(Structured figure records)

start

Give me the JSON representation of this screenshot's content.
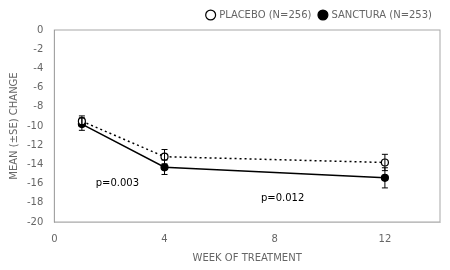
{
  "chart_data": {
    "type": "line",
    "xlabel": "WEEK OF TREATMENT",
    "ylabel": "MEAN (±SE) CHANGE",
    "x": [
      1,
      4,
      12
    ],
    "series": [
      {
        "name": "PLACEBO (N=256)",
        "color": "#000000",
        "values": [
          -9.5,
          -13.2,
          -13.8
        ],
        "yerr": [
          0.55,
          0.75,
          0.85
        ],
        "marker": "open_circle",
        "line_style": "dotted"
      },
      {
        "name": "SANCTURA (N=253)",
        "color": "#000000",
        "values": [
          -9.8,
          -14.3,
          -15.4
        ],
        "yerr": [
          0.65,
          0.75,
          1.05
        ],
        "marker": "circle",
        "line_style": "solid"
      }
    ],
    "annotations": [
      {
        "text": "p=0.003",
        "x": 1.5,
        "y": -16.2
      },
      {
        "text": "p=0.012",
        "x": 7.5,
        "y": -17.8
      }
    ],
    "xlim": [
      0,
      14
    ],
    "ylim": [
      -20,
      0
    ],
    "xticks": [
      0,
      4,
      8,
      12
    ],
    "yticks": [
      0,
      -2,
      -4,
      -6,
      -8,
      -10,
      -12,
      -14,
      -16,
      -18,
      -20
    ],
    "grid": false,
    "legend": "upper right"
  }
}
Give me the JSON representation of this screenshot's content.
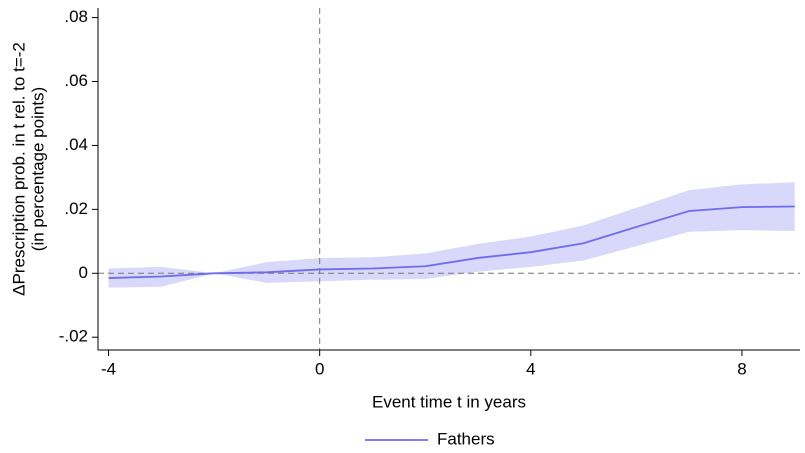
{
  "chart_data": {
    "type": "line",
    "y_label": [
      "ΔPrescription prob. in t rel. to t=-2",
      "(in percentage points)"
    ],
    "x_label": "Event time t in years",
    "x": [
      -4,
      -3,
      -2,
      -1,
      0,
      1,
      2,
      3,
      4,
      5,
      6,
      7,
      8,
      9
    ],
    "series": [
      {
        "name": "Fathers",
        "color": "#6c6cf0",
        "band_color": "#d8d8fa",
        "values": [
          -0.0015,
          -0.001,
          0,
          0.0003,
          0.0012,
          0.0015,
          0.0022,
          0.0048,
          0.0066,
          0.0094,
          0.0145,
          0.0195,
          0.0207,
          0.0209
        ],
        "lower": [
          -0.0045,
          -0.0042,
          0,
          -0.003,
          -0.0025,
          -0.002,
          -0.0018,
          0.0005,
          0.002,
          0.004,
          0.0085,
          0.013,
          0.0135,
          0.0132
        ],
        "upper": [
          0.0015,
          0.002,
          0,
          0.0035,
          0.0048,
          0.005,
          0.0062,
          0.0092,
          0.0115,
          0.015,
          0.0205,
          0.026,
          0.0278,
          0.0285
        ]
      }
    ],
    "xlim": [
      -4.2,
      9.1
    ],
    "ylim": [
      -0.024,
      0.083
    ],
    "xticks": [
      -4,
      0,
      4,
      8
    ],
    "yticks": [
      {
        "value": -0.02,
        "label": "-.02"
      },
      0,
      {
        "value": 0.02,
        "label": ".02"
      },
      {
        "value": 0.04,
        "label": ".04"
      },
      {
        "value": 0.06,
        "label": ".06"
      },
      {
        "value": 0.08,
        "label": ".08"
      }
    ],
    "vline": 0,
    "hline": 0
  }
}
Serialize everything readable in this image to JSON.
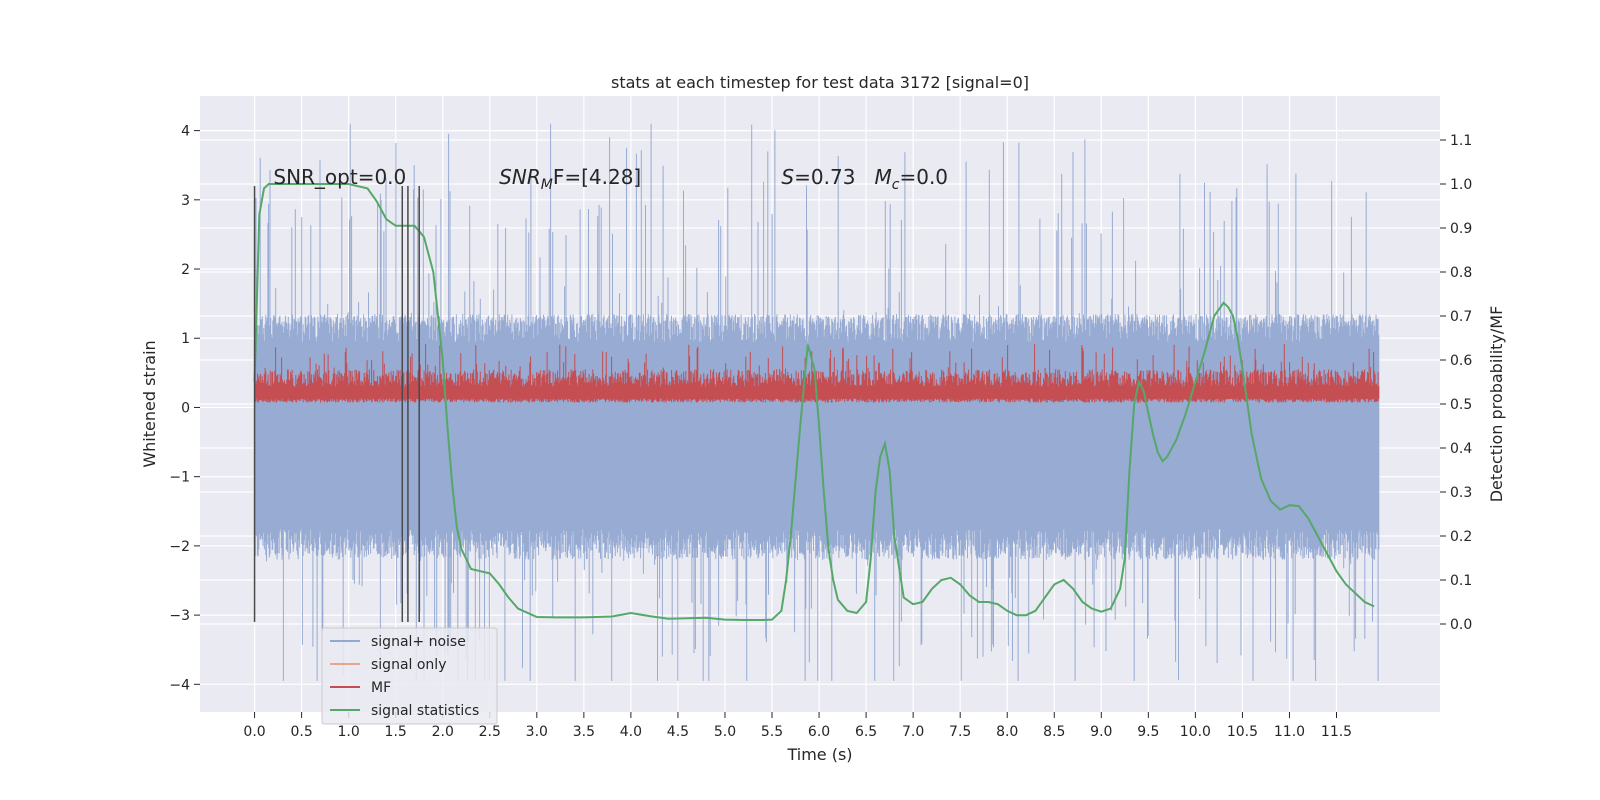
{
  "chart_data": {
    "type": "line",
    "title": "stats at each timestep for test data 3172 [signal=0]",
    "xlabel": "Time (s)",
    "ylabel_left": "Whitened strain",
    "ylabel_right": "Detection probability/MF",
    "xlim": [
      -0.58,
      12.6
    ],
    "ylim_left": [
      -4.4,
      4.5
    ],
    "ylim_right": [
      -0.2,
      1.2
    ],
    "grid": true,
    "legend_position": "lower-left",
    "x_ticks": [
      "0.0",
      "0.5",
      "1.0",
      "1.5",
      "2.0",
      "2.5",
      "3.0",
      "3.5",
      "4.0",
      "4.5",
      "5.0",
      "5.5",
      "6.0",
      "6.5",
      "7.0",
      "7.5",
      "8.0",
      "8.5",
      "9.0",
      "9.5",
      "10.0",
      "10.5",
      "11.0",
      "11.5"
    ],
    "y_ticks_left": [
      "4",
      "3",
      "2",
      "1",
      "0",
      "−1",
      "−2",
      "−3",
      "−4"
    ],
    "y_ticks_right": [
      "1.1",
      "1.0",
      "0.9",
      "0.8",
      "0.7",
      "0.6",
      "0.5",
      "0.4",
      "0.3",
      "0.2",
      "0.1",
      "0.0"
    ],
    "annotations": {
      "snr_opt": {
        "label": "SNR_opt=0.0",
        "x": 0.2
      },
      "snr_mf": {
        "base": "SNR",
        "sub": "M",
        "tail": "F=[4.28]",
        "x": 2.6
      },
      "s_mc": {
        "s_label": "S",
        "s_value": "=0.73",
        "m_label": "M",
        "m_sub": "c",
        "m_value": "=0.0",
        "x": 5.6
      }
    },
    "vertical_markers": {
      "x": [
        0.0,
        1.57,
        1.63,
        1.75
      ],
      "y_range": [
        -3.1,
        3.2
      ]
    },
    "series": [
      {
        "name": "signal+ noise",
        "color": "#92a8d1",
        "kind": "noise",
        "x_range": [
          0.0,
          11.95
        ],
        "band": [
          -2.2,
          1.35
        ],
        "extremes": [
          -3.95,
          4.1
        ]
      },
      {
        "name": "signal only",
        "color": "#e8a58a",
        "kind": "flat",
        "values": []
      },
      {
        "name": "MF",
        "color": "#c44e52",
        "kind": "mf",
        "x_range": [
          0.0,
          11.95
        ],
        "band": [
          0.1,
          0.55
        ],
        "peak": 0.92
      },
      {
        "name": "signal statistics",
        "color": "#55a868",
        "kind": "line",
        "axis": "right",
        "x": [
          0.0,
          0.05,
          0.1,
          0.15,
          0.3,
          0.5,
          1.0,
          1.2,
          1.3,
          1.4,
          1.5,
          1.6,
          1.7,
          1.8,
          1.9,
          2.0,
          2.05,
          2.1,
          2.15,
          2.2,
          2.3,
          2.4,
          2.5,
          2.6,
          2.7,
          2.8,
          3.0,
          3.2,
          3.5,
          3.8,
          4.0,
          4.2,
          4.4,
          4.6,
          4.8,
          5.0,
          5.2,
          5.4,
          5.5,
          5.6,
          5.65,
          5.7,
          5.8,
          5.88,
          5.95,
          6.0,
          6.05,
          6.1,
          6.15,
          6.2,
          6.3,
          6.4,
          6.5,
          6.55,
          6.6,
          6.65,
          6.7,
          6.75,
          6.8,
          6.9,
          7.0,
          7.1,
          7.2,
          7.3,
          7.4,
          7.5,
          7.6,
          7.7,
          7.8,
          7.9,
          8.0,
          8.1,
          8.2,
          8.3,
          8.4,
          8.5,
          8.6,
          8.7,
          8.8,
          8.9,
          9.0,
          9.1,
          9.2,
          9.25,
          9.3,
          9.35,
          9.4,
          9.45,
          9.5,
          9.55,
          9.6,
          9.65,
          9.7,
          9.8,
          9.9,
          10.0,
          10.1,
          10.2,
          10.3,
          10.35,
          10.4,
          10.45,
          10.5,
          10.6,
          10.7,
          10.8,
          10.9,
          11.0,
          11.1,
          11.2,
          11.3,
          11.4,
          11.5,
          11.6,
          11.7,
          11.8,
          11.9
        ],
        "values": [
          0.55,
          0.93,
          0.99,
          1.0,
          1.0,
          1.0,
          1.0,
          0.99,
          0.96,
          0.92,
          0.905,
          0.905,
          0.905,
          0.88,
          0.8,
          0.6,
          0.45,
          0.32,
          0.22,
          0.17,
          0.125,
          0.12,
          0.115,
          0.09,
          0.06,
          0.035,
          0.016,
          0.015,
          0.015,
          0.017,
          0.025,
          0.018,
          0.012,
          0.013,
          0.014,
          0.01,
          0.009,
          0.009,
          0.01,
          0.03,
          0.1,
          0.2,
          0.45,
          0.635,
          0.58,
          0.45,
          0.3,
          0.17,
          0.1,
          0.055,
          0.03,
          0.025,
          0.05,
          0.15,
          0.3,
          0.38,
          0.41,
          0.35,
          0.2,
          0.06,
          0.045,
          0.05,
          0.08,
          0.1,
          0.105,
          0.09,
          0.065,
          0.05,
          0.05,
          0.045,
          0.03,
          0.02,
          0.02,
          0.03,
          0.06,
          0.09,
          0.1,
          0.08,
          0.05,
          0.035,
          0.028,
          0.035,
          0.08,
          0.15,
          0.35,
          0.5,
          0.55,
          0.53,
          0.48,
          0.43,
          0.39,
          0.37,
          0.38,
          0.42,
          0.48,
          0.55,
          0.62,
          0.7,
          0.73,
          0.72,
          0.7,
          0.65,
          0.58,
          0.43,
          0.33,
          0.28,
          0.26,
          0.27,
          0.268,
          0.24,
          0.2,
          0.16,
          0.12,
          0.09,
          0.07,
          0.05,
          0.04
        ]
      }
    ]
  }
}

end

What you will do » Select all lines in the listing above where the word "xlabel" appears, and show them.

Exercise answer »
    "xlabel": "WEEK OF TREATMENT",
    "xlabel": "Time (s)",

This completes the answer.